◆ Problem to work on ◆
Copy the records below word for word, from the very first line down to the line containing "241, 353, 279]", including both.

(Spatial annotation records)

======

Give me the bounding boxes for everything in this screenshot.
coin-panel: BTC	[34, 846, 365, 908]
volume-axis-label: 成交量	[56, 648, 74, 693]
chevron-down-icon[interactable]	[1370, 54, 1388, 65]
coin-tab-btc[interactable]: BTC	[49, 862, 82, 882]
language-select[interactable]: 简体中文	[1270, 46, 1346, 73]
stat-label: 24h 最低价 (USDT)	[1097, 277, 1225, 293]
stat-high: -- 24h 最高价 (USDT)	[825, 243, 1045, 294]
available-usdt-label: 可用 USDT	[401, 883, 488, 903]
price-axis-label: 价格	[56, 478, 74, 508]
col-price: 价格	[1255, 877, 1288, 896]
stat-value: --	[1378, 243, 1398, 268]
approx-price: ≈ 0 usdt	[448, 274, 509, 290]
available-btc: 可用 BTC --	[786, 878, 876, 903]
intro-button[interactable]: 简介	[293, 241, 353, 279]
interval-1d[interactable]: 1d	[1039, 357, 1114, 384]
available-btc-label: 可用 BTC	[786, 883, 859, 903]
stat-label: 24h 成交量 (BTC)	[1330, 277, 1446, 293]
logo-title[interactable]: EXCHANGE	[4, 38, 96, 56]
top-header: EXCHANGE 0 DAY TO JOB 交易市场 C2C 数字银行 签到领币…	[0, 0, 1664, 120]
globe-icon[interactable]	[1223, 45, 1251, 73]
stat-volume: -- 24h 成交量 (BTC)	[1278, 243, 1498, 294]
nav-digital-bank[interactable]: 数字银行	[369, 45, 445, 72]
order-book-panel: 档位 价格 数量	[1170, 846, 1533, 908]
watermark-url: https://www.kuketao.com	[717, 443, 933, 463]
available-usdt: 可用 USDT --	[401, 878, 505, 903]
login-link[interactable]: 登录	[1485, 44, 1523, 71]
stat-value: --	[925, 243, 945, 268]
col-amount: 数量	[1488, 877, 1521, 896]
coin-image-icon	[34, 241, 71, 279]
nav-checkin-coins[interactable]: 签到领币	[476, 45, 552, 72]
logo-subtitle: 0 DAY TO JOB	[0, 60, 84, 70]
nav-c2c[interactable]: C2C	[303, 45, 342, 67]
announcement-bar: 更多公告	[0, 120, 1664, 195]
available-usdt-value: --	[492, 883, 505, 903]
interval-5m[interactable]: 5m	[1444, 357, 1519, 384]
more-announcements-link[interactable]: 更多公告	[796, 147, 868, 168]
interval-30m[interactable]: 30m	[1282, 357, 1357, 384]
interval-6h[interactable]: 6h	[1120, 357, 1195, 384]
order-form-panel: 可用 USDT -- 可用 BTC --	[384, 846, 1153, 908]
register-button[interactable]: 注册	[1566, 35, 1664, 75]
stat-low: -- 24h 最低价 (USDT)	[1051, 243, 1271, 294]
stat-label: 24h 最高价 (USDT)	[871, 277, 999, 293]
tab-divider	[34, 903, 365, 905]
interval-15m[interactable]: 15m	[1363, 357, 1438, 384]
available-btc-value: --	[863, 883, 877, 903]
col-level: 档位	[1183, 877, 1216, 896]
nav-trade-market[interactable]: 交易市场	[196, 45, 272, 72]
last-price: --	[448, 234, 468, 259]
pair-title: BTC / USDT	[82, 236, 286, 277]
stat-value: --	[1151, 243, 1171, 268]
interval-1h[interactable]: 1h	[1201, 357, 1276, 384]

======

◆ Complete output ◆
Give me the bounding boxes for everything in this screenshot.
coin-panel: BTC	[34, 846, 365, 908]
volume-axis-label: 成交量	[56, 648, 74, 693]
chevron-down-icon[interactable]	[1370, 54, 1388, 65]
coin-tab-btc[interactable]: BTC	[49, 862, 82, 882]
language-select[interactable]: 简体中文	[1270, 46, 1346, 73]
stat-label: 24h 最低价 (USDT)	[1097, 277, 1225, 293]
stat-high: -- 24h 最高价 (USDT)	[825, 243, 1045, 294]
available-usdt-label: 可用 USDT	[401, 883, 488, 903]
price-axis-label: 价格	[56, 478, 74, 508]
col-price: 价格	[1255, 877, 1288, 896]
stat-value: --	[1378, 243, 1398, 268]
approx-price: ≈ 0 usdt	[448, 274, 509, 290]
available-btc: 可用 BTC --	[786, 878, 876, 903]
intro-button[interactable]: 简介	[293, 241, 353, 279]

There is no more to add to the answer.